▶ **What to do**:
Which lines have the string "autoridad"? Copy all of them from the entries below.

▶ **Excerpted records**:
• • • • •
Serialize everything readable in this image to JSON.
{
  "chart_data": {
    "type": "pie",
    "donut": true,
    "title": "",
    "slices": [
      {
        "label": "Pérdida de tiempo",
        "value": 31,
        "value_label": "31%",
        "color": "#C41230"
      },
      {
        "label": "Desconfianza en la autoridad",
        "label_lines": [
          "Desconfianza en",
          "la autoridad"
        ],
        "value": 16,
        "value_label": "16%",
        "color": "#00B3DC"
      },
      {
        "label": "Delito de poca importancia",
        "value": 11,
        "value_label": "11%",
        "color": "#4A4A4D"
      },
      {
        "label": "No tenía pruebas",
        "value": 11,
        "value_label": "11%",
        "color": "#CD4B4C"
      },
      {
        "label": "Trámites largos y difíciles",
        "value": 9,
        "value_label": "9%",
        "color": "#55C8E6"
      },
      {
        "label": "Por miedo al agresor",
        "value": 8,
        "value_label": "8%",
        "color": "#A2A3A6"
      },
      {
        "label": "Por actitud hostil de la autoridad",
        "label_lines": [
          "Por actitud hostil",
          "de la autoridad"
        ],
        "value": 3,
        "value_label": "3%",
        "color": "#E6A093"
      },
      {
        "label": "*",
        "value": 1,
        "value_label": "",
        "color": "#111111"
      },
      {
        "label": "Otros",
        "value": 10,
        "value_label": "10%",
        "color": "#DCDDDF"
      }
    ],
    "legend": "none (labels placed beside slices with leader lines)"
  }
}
• • • • •
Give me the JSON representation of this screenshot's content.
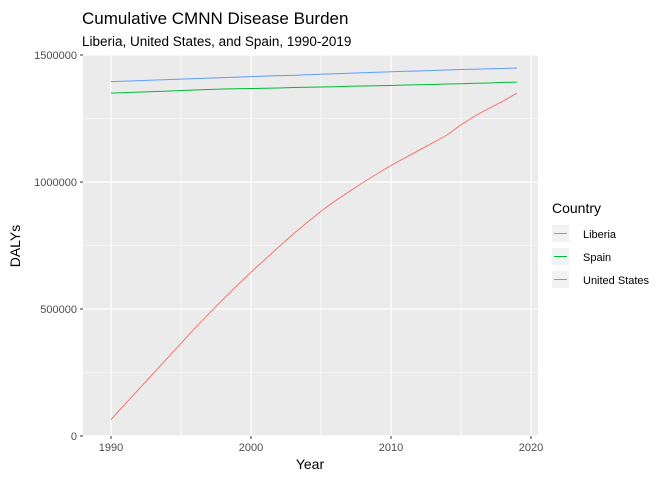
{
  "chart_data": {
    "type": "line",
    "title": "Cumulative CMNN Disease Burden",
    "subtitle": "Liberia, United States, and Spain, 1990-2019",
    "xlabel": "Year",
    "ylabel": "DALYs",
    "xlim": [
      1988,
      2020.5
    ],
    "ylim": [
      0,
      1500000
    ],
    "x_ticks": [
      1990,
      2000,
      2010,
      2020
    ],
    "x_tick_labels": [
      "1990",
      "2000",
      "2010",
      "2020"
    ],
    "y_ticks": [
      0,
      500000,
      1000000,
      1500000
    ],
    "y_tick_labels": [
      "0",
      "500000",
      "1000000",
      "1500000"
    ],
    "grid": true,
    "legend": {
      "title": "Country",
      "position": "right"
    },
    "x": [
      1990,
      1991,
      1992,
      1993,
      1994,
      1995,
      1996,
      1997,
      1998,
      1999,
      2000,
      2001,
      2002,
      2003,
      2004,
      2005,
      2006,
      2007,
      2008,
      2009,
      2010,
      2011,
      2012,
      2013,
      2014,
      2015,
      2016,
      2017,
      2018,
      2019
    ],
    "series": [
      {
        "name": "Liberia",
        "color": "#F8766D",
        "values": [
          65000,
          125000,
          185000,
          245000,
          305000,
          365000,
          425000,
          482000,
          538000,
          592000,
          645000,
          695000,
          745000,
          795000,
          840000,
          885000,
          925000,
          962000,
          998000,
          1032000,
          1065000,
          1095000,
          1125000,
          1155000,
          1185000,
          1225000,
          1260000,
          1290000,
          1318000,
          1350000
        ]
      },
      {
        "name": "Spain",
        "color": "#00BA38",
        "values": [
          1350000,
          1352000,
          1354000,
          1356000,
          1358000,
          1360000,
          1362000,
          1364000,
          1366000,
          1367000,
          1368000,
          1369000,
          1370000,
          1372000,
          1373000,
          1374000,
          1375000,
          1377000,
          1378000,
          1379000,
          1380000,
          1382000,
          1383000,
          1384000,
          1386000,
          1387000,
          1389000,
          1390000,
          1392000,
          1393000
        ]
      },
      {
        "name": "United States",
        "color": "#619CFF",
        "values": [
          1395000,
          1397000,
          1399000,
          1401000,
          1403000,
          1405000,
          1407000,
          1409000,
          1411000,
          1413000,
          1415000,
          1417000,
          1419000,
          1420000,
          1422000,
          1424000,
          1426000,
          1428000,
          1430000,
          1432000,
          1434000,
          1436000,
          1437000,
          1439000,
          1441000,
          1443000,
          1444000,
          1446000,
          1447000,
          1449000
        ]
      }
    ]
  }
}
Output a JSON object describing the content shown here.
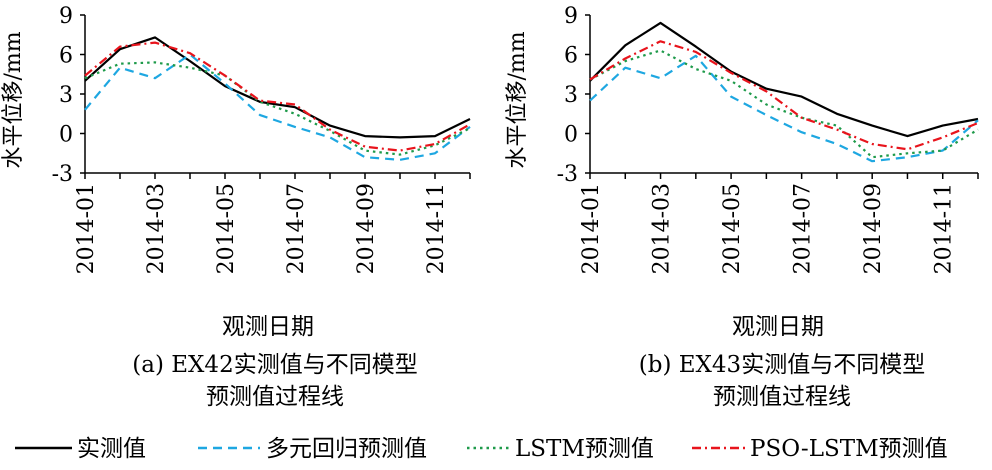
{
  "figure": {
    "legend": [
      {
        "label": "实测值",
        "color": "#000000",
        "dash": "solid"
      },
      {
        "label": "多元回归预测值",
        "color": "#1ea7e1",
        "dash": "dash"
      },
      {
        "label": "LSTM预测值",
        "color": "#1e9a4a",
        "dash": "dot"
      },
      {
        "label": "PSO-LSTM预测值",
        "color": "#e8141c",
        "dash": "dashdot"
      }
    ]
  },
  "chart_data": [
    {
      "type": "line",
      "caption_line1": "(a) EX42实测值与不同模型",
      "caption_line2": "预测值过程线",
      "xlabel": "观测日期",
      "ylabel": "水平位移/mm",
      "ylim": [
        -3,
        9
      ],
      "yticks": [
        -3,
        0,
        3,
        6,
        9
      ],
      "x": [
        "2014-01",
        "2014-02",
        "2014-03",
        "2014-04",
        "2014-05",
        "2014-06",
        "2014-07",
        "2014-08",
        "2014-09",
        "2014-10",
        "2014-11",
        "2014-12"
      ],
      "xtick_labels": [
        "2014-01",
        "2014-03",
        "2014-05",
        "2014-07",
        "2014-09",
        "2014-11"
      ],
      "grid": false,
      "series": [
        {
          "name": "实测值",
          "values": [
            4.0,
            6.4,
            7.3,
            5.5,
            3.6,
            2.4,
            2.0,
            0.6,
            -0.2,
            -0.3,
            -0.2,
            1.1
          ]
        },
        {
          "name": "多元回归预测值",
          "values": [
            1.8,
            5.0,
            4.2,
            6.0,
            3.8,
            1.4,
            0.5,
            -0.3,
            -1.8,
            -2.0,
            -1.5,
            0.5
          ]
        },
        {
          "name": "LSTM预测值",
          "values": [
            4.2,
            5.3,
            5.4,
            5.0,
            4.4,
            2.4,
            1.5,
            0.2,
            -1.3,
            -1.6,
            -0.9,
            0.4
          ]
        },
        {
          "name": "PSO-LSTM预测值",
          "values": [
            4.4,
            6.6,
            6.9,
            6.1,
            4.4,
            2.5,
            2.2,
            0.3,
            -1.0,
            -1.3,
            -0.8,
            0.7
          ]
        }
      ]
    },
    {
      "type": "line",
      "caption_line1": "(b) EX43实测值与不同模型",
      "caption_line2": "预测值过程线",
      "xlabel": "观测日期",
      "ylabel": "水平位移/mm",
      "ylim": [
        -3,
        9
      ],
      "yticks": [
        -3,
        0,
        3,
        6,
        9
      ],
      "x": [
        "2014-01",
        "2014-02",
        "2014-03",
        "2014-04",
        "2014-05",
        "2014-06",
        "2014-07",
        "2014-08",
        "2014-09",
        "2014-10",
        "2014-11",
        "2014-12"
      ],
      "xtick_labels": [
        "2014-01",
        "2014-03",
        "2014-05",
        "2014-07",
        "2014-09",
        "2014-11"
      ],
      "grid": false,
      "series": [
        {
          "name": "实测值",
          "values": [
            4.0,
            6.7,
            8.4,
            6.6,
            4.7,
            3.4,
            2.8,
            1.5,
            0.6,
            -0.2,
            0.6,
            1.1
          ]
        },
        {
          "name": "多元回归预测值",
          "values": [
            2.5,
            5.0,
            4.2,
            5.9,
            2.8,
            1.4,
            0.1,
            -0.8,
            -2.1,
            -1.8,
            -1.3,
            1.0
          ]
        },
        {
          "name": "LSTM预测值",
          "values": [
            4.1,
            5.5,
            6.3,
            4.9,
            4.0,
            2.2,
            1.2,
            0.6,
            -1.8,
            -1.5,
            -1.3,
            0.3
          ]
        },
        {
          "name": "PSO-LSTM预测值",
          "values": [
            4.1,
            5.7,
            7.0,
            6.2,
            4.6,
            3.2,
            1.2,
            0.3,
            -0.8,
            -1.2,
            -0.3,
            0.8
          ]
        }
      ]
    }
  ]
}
• • • • •
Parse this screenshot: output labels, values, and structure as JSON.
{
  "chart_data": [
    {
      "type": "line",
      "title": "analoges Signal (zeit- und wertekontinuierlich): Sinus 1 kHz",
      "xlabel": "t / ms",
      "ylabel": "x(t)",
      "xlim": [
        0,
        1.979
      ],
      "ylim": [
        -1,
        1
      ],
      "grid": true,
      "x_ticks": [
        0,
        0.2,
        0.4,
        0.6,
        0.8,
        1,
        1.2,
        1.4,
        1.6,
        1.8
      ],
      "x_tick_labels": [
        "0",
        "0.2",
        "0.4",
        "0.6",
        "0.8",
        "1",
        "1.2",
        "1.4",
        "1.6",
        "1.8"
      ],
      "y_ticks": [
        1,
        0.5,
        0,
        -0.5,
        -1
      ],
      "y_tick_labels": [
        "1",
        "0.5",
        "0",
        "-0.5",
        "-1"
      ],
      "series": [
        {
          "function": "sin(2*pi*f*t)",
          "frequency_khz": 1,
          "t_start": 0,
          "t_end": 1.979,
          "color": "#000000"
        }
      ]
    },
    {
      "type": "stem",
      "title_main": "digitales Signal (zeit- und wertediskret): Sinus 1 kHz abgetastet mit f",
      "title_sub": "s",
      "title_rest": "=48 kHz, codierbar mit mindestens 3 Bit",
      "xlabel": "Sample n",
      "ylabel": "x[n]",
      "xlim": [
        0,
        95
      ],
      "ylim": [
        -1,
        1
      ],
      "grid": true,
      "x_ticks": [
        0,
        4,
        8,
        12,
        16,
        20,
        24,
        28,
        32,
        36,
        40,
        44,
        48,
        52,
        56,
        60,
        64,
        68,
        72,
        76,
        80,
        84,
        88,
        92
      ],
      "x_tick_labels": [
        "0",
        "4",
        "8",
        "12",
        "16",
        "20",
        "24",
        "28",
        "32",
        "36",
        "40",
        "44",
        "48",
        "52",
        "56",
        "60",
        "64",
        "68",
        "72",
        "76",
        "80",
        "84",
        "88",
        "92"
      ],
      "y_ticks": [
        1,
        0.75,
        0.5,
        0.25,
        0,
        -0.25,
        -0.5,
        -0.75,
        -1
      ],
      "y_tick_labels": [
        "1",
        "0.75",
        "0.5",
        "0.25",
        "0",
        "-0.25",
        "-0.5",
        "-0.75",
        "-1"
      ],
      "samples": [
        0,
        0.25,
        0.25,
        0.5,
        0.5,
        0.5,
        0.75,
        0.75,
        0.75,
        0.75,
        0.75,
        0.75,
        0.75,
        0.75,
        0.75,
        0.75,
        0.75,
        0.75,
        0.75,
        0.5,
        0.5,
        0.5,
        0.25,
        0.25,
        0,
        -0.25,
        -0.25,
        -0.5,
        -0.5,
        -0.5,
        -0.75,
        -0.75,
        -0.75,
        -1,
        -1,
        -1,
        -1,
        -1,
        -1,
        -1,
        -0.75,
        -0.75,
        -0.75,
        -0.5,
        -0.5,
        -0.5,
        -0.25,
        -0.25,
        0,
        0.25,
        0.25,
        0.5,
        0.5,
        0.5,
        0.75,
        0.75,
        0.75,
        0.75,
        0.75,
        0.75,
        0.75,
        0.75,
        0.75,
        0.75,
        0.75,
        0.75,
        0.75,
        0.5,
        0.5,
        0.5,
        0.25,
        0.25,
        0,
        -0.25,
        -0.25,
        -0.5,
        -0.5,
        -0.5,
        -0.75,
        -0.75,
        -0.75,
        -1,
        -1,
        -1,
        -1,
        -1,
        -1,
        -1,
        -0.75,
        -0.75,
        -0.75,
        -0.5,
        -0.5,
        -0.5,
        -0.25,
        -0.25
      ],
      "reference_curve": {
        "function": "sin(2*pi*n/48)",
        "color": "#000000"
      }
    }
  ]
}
• • • • •
▶ **Correct answer**:
        "label": "Desconfianza en la autoridad",
          "la autoridad"
        "label": "Por actitud hostil de la autoridad",
          "de la autoridad"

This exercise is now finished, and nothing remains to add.